[Stored entries]
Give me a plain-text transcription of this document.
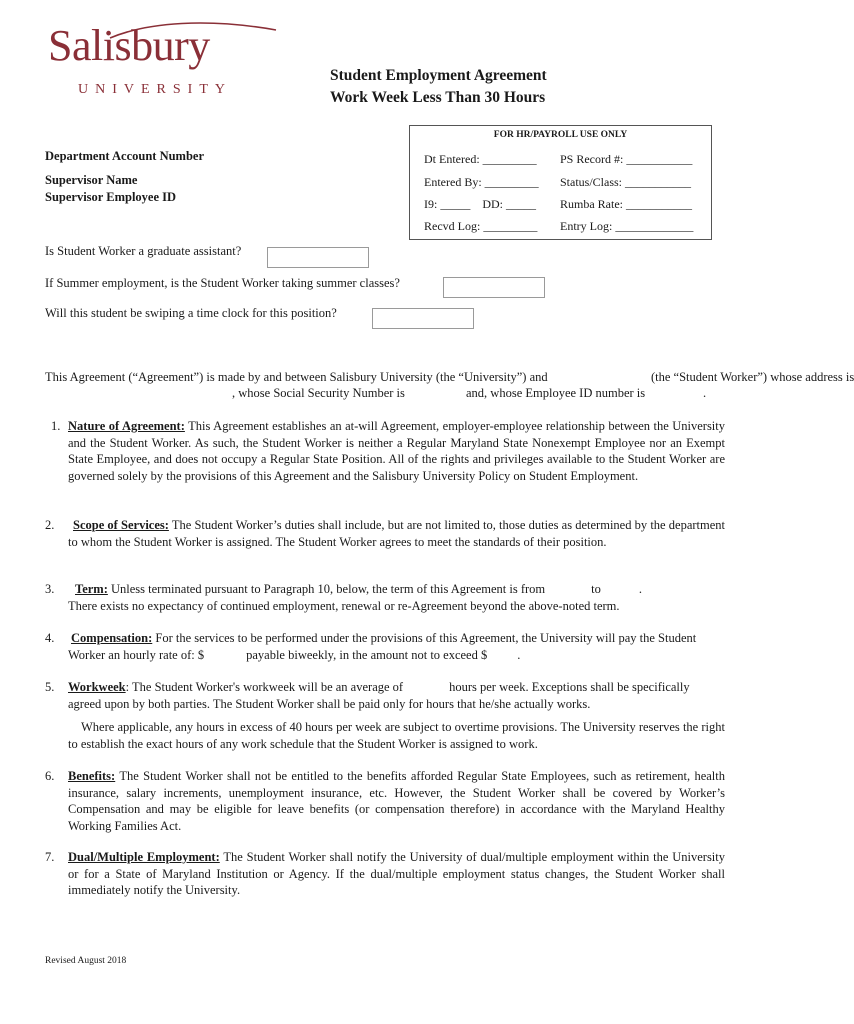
Salisbury
UNIVERSITY
Student Employment Agreement
Work Week Less Than 30 Hours
FOR HR/PAYROLL USE ONLY
Dt Entered: _________ PS Record #: ___________
Entered By: _________ Status/Class: ___________
I9: _____    DD: _____ Rumba Rate: ___________
Recvd Log: _________ Entry Log: _____________
Department Account Number
Supervisor Name
Supervisor Employee ID
Is Student Worker a graduate assistant?
If Summer employment, is the Student Worker taking summer classes?
Will this student be swiping a time clock for this position?
This Agreement (“Agreement”) is made by and between Salisbury University (the “University”) and	(the “Student Worker”) whose address is
, whose Social Security Number is	and, whose Employee ID number is	.
1. Nature of Agreement: This Agreement establishes an at-will Agreement, employer-employee relationship between the University and the Student Worker. As such, the Student Worker is neither a Regular Maryland State Nonexempt Employee nor an Exempt State Employee, and does not occupy a Regular State Position. All of the rights and privileges available to the Student Worker are governed solely by the provisions of this Agreement and the Salisbury University Policy on Student Employment.
2.	Scope of Services: The Student Worker’s duties shall include, but are not limited to, those duties as determined by the department to whom the Student Worker is assigned. The Student Worker agrees to meet the standards of their position.
3.	Term: Unless terminated pursuant to Paragraph 10, below, the term of this Agreement is from	to	.
There exists no expectancy of continued employment, renewal or re-Agreement beyond the above-noted term.
4. Compensation: For the services to be performed under the provisions of this Agreement, the University will pay the Student Worker an hourly rate of: $	payable biweekly, in the amount not to exceed $ .
5. Workweek: The Student Worker's workweek will be an average of	hours per week. Exceptions shall be specifically agreed upon by both parties. The Student Worker shall be paid only for hours that he/she actually works.
Where applicable, any hours in excess of 40 hours per week are subject to overtime provisions. The University reserves the right to establish the exact hours of any work schedule that the Student Worker is assigned to work.
6. Benefits: The Student Worker shall not be entitled to the benefits afforded Regular State Employees, such as retirement, health insurance, salary increments, unemployment insurance, etc. However, the Student Worker shall be covered by Worker’s Compensation and may be eligible for leave benefits (or compensation therefore) in accordance with the Maryland Healthy Working Families Act.
7. Dual/Multiple Employment: The Student Worker shall notify the University of dual/multiple employment within the University or for a State of Maryland Institution or Agency. If the dual/multiple employment status changes, the Student Worker shall immediately notify the University.
Revised August 2018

* WORK TO DO:
Strip out the images, then output the records above word for word.

* SOLUTION TO THE EXERCISE:
Give me a plain-text transcription of this document.
Salisbury
UNIVERSITY
Student Employment Agreement
Work Week Less Than 30 Hours
FOR HR/PAYROLL USE ONLY
Dt Entered: _________ PS Record #: ___________
Entered By: _________ Status/Class: ___________
I9: _____    DD: _____ Rumba Rate: ___________
Recvd Log: _________ Entry Log: _____________
Department Account Number
Supervisor Name
Supervisor Employee ID
Is Student Worker a graduate assistant?
If Summer employment, is the Student Worker taking summer classes?
Will this student be swiping a time clock for this position?
This Agreement (“Agreement”) is made by and between Salisbury University (the “University”) and	(the “Student Worker”) whose address is
, whose Social Security Number is	and, whose Employee ID number is	.
1. Nature of Agreement: This Agreement establishes an at-will Agreement, employer-employee relationship between the University and the Student Worker. As such, the Student Worker is neither a Regular Maryland State Nonexempt Employee nor an Exempt State Employee, and does not occupy a Regular State Position. All of the rights and privileges available to the Student Worker are governed solely by the provisions of this Agreement and the Salisbury University Policy on Student Employment.
2.	Scope of Services: The Student Worker’s duties shall include, but are not limited to, those duties as determined by the department to whom the Student Worker is assigned. The Student Worker agrees to meet the standards of their position.
3.	Term: Unless terminated pursuant to Paragraph 10, below, the term of this Agreement is from	to	.
There exists no expectancy of continued employment, renewal or re-Agreement beyond the above-noted term.
4. Compensation: For the services to be performed under the provisions of this Agreement, the University will pay the Student Worker an hourly rate of: $	payable biweekly, in the amount not to exceed $ .
5. Workweek: The Student Worker's workweek will be an average of	hours per week. Exceptions shall be specifically agreed upon by both parties. The Student Worker shall be paid only for hours that he/she actually works.
Where applicable, any hours in excess of 40 hours per week are subject to overtime provisions. The University reserves the right to establish the exact hours of any work schedule that the Student Worker is assigned to work.
6. Benefits: The Student Worker shall not be entitled to the benefits afforded Regular State Employees, such as retirement, health insurance, salary increments, unemployment insurance, etc. However, the Student Worker shall be covered by Worker’s Compensation and may be eligible for leave benefits (or compensation therefore) in accordance with the Maryland Healthy Working Families Act.
7. Dual/Multiple Employment: The Student Worker shall notify the University of dual/multiple employment within the University or for a State of Maryland Institution or Agency. If the dual/multiple employment status changes, the Student Worker shall immediately notify the University.
Revised August 2018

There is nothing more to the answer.